-- REQUIREMENT --
Exact repetition is required: output every record in full.

— Start PROVIDED RECORDS —

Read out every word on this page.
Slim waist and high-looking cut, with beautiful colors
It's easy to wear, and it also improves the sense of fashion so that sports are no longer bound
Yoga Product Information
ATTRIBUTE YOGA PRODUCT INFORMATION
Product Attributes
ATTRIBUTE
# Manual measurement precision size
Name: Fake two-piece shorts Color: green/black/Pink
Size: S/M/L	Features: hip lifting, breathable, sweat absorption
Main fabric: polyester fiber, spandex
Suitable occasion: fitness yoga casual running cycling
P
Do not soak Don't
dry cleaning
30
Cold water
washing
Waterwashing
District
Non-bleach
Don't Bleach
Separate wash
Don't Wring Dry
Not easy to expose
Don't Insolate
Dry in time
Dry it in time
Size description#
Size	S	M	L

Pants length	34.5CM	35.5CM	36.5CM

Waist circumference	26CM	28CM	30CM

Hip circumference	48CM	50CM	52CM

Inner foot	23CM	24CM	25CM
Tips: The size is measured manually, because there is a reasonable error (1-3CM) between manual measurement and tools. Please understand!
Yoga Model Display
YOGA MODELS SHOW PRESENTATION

— End PROVIDED RECORDS —

-- SOLVED PROBLEM --
Read out every word on this page.
Slim waist and high-looking cut, with beautiful colors
It's easy to wear, and it also improves the sense of fashion so that sports are no longer bound
Yoga Product Information
ATTRIBUTE YOGA PRODUCT INFORMATION
Product Attributes
ATTRIBUTE
# Manual measurement precision size
Name: Fake two-piece shorts Color: green/black/Pink
Size: S/M/L	Features: hip lifting, breathable, sweat absorption
Main fabric: polyester fiber, spandex
Suitable occasion: fitness yoga casual running cycling
P
Do not soak Don't
dry cleaning
30
Cold water
washing
Waterwashing
District
Non-bleach
Don't Bleach
Separate wash
Don't Wring Dry
Not easy to expose
Don't Insolate
Dry in time
Dry it in time
Size description#
Size	S	M	L

Pants length	34.5CM	35.5CM	36.5CM

Waist circumference	26CM	28CM	30CM

Hip circumference	48CM	50CM	52CM

Inner foot	23CM	24CM	25CM
Tips: The size is measured manually, because there is a reasonable error (1-3CM) between manual measurement and tools. Please understand!
Yoga Model Display
YOGA MODELS SHOW PRESENTATION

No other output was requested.